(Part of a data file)

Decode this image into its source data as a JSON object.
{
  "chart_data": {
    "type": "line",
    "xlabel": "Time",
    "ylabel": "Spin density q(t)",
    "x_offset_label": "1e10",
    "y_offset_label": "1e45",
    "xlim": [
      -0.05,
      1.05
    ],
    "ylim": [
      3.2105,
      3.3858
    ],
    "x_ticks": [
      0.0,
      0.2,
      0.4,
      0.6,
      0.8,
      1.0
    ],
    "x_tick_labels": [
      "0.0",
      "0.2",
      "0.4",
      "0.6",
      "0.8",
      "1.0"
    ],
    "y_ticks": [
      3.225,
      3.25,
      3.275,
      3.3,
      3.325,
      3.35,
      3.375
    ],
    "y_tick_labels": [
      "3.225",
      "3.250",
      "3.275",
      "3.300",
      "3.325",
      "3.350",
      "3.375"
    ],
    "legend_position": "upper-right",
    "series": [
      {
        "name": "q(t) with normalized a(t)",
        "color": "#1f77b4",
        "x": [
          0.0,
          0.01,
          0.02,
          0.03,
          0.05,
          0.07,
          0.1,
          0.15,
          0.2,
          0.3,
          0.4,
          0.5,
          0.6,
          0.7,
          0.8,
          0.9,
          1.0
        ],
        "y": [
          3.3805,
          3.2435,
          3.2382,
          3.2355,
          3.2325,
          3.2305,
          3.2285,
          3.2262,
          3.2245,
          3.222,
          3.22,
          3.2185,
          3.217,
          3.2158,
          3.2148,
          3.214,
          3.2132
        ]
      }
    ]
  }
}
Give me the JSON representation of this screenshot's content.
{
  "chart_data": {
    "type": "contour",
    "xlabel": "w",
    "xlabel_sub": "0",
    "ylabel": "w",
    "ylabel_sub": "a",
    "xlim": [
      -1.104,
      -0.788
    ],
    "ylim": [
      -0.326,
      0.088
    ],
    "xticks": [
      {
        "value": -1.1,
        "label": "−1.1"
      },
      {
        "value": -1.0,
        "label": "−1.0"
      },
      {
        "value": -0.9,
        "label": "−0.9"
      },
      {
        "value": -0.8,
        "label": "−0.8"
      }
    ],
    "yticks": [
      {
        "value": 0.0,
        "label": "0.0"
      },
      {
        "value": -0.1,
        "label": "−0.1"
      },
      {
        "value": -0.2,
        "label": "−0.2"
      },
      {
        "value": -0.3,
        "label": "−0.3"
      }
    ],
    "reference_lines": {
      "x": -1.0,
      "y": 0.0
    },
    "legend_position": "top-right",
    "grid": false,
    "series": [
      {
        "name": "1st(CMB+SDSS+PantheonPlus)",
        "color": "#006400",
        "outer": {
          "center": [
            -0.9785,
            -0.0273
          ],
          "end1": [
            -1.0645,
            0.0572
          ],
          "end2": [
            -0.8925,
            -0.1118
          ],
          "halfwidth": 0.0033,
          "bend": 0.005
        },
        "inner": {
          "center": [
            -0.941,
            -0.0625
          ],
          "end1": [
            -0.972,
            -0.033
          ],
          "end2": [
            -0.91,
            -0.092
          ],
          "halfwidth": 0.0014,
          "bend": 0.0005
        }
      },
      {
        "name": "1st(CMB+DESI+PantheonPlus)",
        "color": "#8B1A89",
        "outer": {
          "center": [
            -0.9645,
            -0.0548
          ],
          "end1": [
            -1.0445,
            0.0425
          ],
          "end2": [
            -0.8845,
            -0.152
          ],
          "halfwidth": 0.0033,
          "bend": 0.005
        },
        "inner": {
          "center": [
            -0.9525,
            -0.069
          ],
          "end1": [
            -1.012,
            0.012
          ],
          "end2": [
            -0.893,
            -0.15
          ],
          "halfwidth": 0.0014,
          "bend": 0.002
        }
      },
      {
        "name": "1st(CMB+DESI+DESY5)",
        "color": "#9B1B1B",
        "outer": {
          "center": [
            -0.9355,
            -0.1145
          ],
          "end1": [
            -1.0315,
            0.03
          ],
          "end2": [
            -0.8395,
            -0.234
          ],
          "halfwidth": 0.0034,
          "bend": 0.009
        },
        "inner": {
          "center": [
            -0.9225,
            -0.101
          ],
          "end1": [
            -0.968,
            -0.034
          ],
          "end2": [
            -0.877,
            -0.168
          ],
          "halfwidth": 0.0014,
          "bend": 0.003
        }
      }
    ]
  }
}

Job
Go through the material above line by line and copy it exactly.

The solution
Decode this image into its source data as a JSON object.
{
  "chart_data": {
    "type": "line",
    "xlabel": "Time",
    "ylabel": "Spin density q(t)",
    "x_offset_label": "1e10",
    "y_offset_label": "1e45",
    "xlim": [
      -0.05,
      1.05
    ],
    "ylim": [
      3.2105,
      3.3858
    ],
    "x_ticks": [
      0.0,
      0.2,
      0.4,
      0.6,
      0.8,
      1.0
    ],
    "x_tick_labels": [
      "0.0",
      "0.2",
      "0.4",
      "0.6",
      "0.8",
      "1.0"
    ],
    "y_ticks": [
      3.225,
      3.25,
      3.275,
      3.3,
      3.325,
      3.35,
      3.375
    ],
    "y_tick_labels": [
      "3.225",
      "3.250",
      "3.275",
      "3.300",
      "3.325",
      "3.350",
      "3.375"
    ],
    "legend_position": "upper-right",
    "series": [
      {
        "name": "q(t) with normalized a(t)",
        "color": "#1f77b4",
        "x": [
          0.0,
          0.01,
          0.02,
          0.03,
          0.05,
          0.07,
          0.1,
          0.15,
          0.2,
          0.3,
          0.4,
          0.5,
          0.6,
          0.7,
          0.8,
          0.9,
          1.0
        ],
        "y": [
          3.3805,
          3.2435,
          3.2382,
          3.2355,
          3.2325,
          3.2305,
          3.2285,
          3.2262,
          3.2245,
          3.222,
          3.22,
          3.2185,
          3.217,
          3.2158,
          3.2148,
          3.214,
          3.2132
        ]
      }
    ]
  }
}
Give me the JSON representation of this screenshot's content.
{
  "chart_data": {
    "type": "contour",
    "xlabel": "w",
    "xlabel_sub": "0",
    "ylabel": "w",
    "ylabel_sub": "a",
    "xlim": [
      -1.104,
      -0.788
    ],
    "ylim": [
      -0.326,
      0.088
    ],
    "xticks": [
      {
        "value": -1.1,
        "label": "−1.1"
      },
      {
        "value": -1.0,
        "label": "−1.0"
      },
      {
        "value": -0.9,
        "label": "−0.9"
      },
      {
        "value": -0.8,
        "label": "−0.8"
      }
    ],
    "yticks": [
      {
        "value": 0.0,
        "label": "0.0"
      },
      {
        "value": -0.1,
        "label": "−0.1"
      },
      {
        "value": -0.2,
        "label": "−0.2"
      },
      {
        "value": -0.3,
        "label": "−0.3"
      }
    ],
    "reference_lines": {
      "x": -1.0,
      "y": 0.0
    },
    "legend_position": "top-right",
    "grid": false,
    "series": [
      {
        "name": "1st(CMB+SDSS+PantheonPlus)",
        "color": "#006400",
        "outer": {
          "center": [
            -0.9785,
            -0.0273
          ],
          "end1": [
            -1.0645,
            0.0572
          ],
          "end2": [
            -0.8925,
            -0.1118
          ],
          "halfwidth": 0.0033,
          "bend": 0.005
        },
        "inner": {
          "center": [
            -0.941,
            -0.0625
          ],
          "end1": [
            -0.972,
            -0.033
          ],
          "end2": [
            -0.91,
            -0.092
          ],
          "halfwidth": 0.0014,
          "bend": 0.0005
        }
      },
      {
        "name": "1st(CMB+DESI+PantheonPlus)",
        "color": "#8B1A89",
        "outer": {
          "center": [
            -0.9645,
            -0.0548
          ],
          "end1": [
            -1.0445,
            0.0425
          ],
          "end2": [
            -0.8845,
            -0.152
          ],
          "halfwidth": 0.0033,
          "bend": 0.005
        },
        "inner": {
          "center": [
            -0.9525,
            -0.069
          ],
          "end1": [
            -1.012,
            0.012
          ],
          "end2": [
            -0.893,
            -0.15
          ],
          "halfwidth": 0.0014,
          "bend": 0.002
        }
      },
      {
        "name": "1st(CMB+DESI+DESY5)",
        "color": "#9B1B1B",
        "outer": {
          "center": [
            -0.9355,
            -0.1145
          ],
          "end1": [
            -1.0315,
            0.03
          ],
          "end2": [
            -0.8395,
            -0.234
          ],
          "halfwidth": 0.0034,
          "bend": 0.009
        },
        "inner": {
          "center": [
            -0.9225,
            -0.101
          ],
          "end1": [
            -0.968,
            -0.034
          ],
          "end2": [
            -0.877,
            -0.168
          ],
          "halfwidth": 0.0014,
          "bend": 0.003
        }
      }
    ]
  }
}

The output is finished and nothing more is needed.